WHAT TO PRODUCE
Copy out each line that mentions the word "Summer".

INFORMATION PROVIDED
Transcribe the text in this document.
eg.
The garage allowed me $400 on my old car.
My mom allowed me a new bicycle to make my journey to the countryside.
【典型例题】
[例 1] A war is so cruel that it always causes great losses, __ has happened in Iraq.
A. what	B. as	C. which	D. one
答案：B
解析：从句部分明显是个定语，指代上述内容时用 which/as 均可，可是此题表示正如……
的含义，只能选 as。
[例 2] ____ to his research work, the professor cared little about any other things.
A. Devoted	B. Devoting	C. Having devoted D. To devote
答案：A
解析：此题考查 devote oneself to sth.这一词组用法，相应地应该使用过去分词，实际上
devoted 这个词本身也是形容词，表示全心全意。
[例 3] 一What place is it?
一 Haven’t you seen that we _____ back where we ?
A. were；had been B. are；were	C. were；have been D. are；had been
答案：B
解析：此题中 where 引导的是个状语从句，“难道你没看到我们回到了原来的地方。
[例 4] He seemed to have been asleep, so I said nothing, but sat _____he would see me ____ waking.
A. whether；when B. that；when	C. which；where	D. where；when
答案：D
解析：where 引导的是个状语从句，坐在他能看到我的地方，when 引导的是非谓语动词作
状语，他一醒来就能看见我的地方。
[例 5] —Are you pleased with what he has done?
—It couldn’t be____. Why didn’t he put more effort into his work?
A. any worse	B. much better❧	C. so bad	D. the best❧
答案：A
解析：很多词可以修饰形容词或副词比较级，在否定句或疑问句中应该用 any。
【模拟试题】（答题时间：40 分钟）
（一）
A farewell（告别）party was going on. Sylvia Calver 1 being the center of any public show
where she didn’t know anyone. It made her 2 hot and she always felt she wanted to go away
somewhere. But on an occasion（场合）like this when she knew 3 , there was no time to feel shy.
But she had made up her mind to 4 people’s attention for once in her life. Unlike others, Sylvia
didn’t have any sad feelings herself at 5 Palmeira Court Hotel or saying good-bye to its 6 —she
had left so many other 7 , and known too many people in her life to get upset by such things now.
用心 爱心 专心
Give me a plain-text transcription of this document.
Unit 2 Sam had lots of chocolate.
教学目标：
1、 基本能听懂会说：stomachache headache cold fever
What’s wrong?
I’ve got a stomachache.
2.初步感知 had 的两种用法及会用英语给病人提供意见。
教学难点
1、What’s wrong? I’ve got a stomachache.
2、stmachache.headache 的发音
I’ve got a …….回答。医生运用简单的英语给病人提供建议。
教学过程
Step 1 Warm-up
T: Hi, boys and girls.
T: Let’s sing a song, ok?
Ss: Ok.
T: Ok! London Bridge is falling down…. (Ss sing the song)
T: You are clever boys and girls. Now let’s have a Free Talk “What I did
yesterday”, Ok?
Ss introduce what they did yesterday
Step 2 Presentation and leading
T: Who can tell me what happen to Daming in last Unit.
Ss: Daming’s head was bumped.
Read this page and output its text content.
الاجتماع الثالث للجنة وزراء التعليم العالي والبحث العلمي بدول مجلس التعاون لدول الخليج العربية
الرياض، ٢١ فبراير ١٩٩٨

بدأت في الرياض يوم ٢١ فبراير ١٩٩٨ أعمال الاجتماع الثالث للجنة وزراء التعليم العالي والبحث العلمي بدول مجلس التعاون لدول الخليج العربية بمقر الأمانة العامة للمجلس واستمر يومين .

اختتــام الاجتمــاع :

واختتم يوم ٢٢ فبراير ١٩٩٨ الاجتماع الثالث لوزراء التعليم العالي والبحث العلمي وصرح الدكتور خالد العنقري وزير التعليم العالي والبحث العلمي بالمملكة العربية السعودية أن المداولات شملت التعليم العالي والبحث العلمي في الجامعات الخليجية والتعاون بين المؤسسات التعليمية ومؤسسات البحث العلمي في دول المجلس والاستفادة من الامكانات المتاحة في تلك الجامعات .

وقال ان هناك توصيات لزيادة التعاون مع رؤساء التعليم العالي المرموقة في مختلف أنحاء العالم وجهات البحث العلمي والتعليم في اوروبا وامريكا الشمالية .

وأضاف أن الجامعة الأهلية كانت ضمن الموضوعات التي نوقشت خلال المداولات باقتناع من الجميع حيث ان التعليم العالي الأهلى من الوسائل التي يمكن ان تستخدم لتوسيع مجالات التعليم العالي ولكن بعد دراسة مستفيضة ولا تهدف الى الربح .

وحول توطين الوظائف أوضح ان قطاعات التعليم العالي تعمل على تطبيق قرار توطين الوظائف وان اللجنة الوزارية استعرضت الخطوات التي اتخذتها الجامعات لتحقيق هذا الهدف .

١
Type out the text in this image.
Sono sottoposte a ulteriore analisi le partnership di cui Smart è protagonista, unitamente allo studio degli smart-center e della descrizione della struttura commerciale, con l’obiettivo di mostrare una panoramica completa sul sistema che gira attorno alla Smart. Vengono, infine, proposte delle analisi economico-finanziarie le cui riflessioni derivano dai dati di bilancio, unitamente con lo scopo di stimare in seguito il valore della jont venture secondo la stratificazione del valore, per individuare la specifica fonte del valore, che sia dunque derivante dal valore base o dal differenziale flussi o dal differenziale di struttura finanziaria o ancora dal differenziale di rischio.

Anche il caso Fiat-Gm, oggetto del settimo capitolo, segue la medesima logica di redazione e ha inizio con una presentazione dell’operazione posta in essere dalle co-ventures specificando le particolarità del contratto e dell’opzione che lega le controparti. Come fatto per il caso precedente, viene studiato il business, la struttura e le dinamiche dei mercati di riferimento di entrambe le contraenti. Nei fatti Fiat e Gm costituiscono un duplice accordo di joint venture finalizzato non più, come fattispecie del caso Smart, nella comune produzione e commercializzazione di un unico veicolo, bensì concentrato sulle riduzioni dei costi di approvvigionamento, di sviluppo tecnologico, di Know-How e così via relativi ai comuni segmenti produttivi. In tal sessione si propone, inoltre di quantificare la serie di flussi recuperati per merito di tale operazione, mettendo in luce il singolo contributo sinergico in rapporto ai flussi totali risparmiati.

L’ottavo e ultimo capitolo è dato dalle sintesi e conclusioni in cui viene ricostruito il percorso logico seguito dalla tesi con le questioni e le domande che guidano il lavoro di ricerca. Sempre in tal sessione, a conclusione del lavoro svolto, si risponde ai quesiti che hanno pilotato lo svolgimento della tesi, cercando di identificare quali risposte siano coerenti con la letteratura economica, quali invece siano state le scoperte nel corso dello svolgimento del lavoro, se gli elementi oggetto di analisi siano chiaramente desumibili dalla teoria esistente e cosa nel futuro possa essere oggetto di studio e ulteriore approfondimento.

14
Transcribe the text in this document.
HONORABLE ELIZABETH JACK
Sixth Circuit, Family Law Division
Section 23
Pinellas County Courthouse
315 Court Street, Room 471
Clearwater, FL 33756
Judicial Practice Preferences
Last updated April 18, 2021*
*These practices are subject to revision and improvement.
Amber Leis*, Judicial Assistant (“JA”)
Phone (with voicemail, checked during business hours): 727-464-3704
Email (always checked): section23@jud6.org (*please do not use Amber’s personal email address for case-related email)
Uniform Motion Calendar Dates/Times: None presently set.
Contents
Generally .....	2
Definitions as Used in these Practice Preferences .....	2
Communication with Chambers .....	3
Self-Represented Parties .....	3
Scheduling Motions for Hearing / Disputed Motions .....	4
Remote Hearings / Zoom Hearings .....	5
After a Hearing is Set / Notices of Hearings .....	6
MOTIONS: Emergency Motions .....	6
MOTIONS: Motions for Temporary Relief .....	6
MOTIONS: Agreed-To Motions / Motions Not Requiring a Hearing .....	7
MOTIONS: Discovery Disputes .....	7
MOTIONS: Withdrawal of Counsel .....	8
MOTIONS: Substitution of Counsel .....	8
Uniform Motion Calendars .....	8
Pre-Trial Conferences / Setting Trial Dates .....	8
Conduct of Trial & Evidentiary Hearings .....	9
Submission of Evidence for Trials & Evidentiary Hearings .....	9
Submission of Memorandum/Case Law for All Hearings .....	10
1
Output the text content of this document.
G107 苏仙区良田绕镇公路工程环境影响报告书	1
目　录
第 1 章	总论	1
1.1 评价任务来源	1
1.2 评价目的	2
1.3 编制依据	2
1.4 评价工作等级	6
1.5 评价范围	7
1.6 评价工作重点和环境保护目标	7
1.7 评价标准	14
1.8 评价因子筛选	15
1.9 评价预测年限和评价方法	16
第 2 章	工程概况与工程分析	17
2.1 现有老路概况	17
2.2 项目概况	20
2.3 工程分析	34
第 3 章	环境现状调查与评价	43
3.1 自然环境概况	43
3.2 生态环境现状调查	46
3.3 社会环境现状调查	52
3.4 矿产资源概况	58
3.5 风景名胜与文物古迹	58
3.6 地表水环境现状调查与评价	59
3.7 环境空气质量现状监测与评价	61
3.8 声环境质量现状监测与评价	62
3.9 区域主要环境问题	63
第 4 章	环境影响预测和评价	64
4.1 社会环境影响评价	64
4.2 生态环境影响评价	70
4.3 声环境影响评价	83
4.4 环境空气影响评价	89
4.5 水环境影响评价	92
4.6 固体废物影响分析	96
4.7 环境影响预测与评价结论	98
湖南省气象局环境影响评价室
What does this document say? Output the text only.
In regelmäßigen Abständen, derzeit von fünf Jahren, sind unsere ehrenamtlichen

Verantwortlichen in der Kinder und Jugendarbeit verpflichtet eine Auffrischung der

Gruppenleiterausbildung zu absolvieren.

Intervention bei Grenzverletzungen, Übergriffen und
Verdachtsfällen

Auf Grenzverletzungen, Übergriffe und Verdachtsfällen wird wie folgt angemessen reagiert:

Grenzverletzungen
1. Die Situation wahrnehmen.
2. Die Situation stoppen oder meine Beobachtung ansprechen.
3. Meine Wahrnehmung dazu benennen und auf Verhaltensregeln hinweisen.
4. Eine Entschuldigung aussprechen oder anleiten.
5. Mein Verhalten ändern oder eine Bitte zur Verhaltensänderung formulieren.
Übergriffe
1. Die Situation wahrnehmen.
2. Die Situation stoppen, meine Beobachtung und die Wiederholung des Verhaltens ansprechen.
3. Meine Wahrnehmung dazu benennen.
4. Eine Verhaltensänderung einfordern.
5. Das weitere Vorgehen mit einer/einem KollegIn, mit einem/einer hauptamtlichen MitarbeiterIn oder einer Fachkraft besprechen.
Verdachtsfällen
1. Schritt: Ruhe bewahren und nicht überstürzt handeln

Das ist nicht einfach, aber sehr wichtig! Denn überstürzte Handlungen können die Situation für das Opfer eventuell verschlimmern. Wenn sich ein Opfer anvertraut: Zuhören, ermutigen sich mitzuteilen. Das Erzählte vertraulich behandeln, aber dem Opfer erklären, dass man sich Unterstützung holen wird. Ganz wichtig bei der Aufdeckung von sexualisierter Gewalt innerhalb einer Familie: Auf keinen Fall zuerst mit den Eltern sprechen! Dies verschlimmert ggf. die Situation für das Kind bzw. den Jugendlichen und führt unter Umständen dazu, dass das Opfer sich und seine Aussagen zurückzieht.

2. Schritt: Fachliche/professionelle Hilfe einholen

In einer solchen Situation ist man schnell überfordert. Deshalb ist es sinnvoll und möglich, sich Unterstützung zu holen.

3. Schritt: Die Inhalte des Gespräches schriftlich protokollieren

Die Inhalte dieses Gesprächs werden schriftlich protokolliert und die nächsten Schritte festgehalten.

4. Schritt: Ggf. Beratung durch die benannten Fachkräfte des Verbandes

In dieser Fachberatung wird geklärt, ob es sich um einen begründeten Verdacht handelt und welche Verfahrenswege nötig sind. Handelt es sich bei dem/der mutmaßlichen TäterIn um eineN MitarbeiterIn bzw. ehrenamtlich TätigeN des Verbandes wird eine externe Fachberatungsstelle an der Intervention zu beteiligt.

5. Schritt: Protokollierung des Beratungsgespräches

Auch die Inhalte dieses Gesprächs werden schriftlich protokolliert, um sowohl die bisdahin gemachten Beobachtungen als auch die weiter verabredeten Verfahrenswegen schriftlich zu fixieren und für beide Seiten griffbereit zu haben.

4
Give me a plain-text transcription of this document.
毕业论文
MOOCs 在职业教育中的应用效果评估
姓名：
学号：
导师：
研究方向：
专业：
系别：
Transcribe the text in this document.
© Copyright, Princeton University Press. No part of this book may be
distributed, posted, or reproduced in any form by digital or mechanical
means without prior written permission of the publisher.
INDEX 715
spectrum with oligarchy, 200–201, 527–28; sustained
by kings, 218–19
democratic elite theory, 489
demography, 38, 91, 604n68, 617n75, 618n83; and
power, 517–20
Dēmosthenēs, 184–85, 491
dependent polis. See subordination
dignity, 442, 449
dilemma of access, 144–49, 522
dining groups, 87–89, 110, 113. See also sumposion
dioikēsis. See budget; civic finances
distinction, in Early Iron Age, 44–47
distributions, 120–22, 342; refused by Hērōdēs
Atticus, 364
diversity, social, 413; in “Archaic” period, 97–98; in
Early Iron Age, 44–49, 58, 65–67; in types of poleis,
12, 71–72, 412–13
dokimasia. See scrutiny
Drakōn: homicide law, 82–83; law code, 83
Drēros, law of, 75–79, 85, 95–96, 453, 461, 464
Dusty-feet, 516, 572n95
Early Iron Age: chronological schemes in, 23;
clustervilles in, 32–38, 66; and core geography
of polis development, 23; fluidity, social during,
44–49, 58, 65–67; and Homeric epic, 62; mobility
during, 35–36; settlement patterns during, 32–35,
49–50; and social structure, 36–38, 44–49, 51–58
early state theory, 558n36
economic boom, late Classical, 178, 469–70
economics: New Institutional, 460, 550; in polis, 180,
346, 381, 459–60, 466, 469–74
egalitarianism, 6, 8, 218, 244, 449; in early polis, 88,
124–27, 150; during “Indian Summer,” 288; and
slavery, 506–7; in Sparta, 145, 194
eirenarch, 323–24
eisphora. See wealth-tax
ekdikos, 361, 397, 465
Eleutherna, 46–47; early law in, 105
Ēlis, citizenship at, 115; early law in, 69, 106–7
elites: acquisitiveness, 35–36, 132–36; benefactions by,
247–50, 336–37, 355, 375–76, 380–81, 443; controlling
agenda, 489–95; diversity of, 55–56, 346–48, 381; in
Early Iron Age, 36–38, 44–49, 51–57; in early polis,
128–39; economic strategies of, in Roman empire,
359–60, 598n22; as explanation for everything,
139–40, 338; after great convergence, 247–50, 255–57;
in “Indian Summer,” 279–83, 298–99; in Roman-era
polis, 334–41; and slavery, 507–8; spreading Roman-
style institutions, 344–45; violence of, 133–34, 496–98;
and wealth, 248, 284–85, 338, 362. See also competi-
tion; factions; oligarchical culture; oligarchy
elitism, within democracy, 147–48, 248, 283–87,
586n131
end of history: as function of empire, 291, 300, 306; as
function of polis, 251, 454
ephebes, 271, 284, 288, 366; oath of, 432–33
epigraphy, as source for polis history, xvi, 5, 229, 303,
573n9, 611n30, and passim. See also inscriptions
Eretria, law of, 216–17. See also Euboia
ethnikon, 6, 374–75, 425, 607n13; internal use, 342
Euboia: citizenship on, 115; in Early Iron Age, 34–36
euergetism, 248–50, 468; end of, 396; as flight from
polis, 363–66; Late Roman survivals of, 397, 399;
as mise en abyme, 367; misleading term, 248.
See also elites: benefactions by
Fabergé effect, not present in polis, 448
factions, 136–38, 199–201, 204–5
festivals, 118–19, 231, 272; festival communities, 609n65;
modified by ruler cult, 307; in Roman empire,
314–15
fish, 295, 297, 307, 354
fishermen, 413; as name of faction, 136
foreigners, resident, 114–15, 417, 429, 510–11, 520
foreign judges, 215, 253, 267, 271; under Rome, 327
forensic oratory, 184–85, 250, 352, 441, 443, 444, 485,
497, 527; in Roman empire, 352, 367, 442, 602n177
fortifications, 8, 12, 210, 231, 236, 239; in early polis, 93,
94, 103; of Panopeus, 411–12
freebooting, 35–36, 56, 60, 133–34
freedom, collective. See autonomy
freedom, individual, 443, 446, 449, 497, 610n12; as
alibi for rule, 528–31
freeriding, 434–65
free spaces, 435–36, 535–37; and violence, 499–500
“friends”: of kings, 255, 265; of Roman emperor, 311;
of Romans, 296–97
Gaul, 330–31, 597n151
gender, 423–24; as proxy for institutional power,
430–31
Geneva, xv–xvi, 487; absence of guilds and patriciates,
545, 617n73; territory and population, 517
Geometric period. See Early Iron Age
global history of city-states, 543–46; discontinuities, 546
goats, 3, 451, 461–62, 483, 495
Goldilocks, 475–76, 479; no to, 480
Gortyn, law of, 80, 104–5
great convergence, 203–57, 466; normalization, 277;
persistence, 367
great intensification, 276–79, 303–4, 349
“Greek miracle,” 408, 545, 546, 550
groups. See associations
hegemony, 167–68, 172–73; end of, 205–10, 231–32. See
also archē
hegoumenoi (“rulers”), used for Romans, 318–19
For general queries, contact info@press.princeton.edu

EXERCISE SOLUTION
124–27, 150; during “Indian Summer,” 288; and
in “Indian Summer,” 279–83, 298–99; in Roman-era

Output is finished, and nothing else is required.